Given exercise
Filter the listing below, copying every line in which the word "page" appears.

Extracted data entries
+++
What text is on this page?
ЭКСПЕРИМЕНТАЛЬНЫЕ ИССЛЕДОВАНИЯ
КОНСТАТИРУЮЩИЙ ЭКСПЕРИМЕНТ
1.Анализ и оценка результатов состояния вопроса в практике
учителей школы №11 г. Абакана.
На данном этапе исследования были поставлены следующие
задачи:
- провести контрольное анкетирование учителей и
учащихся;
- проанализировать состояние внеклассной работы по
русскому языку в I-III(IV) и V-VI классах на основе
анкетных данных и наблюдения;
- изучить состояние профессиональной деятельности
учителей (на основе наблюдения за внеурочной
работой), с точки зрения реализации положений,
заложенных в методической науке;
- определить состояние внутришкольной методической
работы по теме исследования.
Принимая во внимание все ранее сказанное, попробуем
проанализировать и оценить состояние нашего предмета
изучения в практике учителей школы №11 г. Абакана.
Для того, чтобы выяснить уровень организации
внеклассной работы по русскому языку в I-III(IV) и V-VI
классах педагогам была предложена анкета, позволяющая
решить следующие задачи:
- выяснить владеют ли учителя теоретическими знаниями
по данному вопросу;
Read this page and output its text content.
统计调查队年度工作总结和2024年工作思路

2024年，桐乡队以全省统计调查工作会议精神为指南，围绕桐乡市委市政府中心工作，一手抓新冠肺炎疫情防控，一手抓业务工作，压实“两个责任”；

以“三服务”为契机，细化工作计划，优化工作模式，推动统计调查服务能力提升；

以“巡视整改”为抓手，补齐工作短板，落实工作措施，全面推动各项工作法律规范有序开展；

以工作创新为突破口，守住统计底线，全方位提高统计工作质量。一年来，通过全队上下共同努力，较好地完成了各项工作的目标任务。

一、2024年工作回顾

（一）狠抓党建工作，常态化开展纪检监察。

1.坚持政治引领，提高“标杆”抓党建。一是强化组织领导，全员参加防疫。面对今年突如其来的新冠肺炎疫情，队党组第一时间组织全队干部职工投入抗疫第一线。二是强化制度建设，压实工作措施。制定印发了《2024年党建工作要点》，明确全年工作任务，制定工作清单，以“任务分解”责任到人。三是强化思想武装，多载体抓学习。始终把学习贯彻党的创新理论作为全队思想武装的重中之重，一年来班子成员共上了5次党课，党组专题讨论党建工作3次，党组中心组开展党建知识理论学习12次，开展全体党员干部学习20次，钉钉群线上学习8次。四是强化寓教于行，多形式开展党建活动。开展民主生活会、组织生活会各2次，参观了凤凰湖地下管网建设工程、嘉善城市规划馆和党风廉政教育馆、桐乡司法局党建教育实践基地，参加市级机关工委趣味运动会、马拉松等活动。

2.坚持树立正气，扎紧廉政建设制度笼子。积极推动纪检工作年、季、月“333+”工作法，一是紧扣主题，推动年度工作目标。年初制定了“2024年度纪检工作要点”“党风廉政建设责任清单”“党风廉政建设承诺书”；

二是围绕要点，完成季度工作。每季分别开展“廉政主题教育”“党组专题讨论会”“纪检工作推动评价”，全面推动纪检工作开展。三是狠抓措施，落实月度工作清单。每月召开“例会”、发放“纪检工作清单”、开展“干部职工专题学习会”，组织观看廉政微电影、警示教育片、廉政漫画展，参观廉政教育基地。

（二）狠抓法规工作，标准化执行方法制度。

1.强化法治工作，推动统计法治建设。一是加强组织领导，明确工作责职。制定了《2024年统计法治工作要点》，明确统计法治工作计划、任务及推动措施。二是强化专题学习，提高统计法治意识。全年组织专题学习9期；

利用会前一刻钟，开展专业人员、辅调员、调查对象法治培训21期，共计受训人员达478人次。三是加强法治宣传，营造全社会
+++
Answer to this problem
What text is on this page?
Read this page and output its text content.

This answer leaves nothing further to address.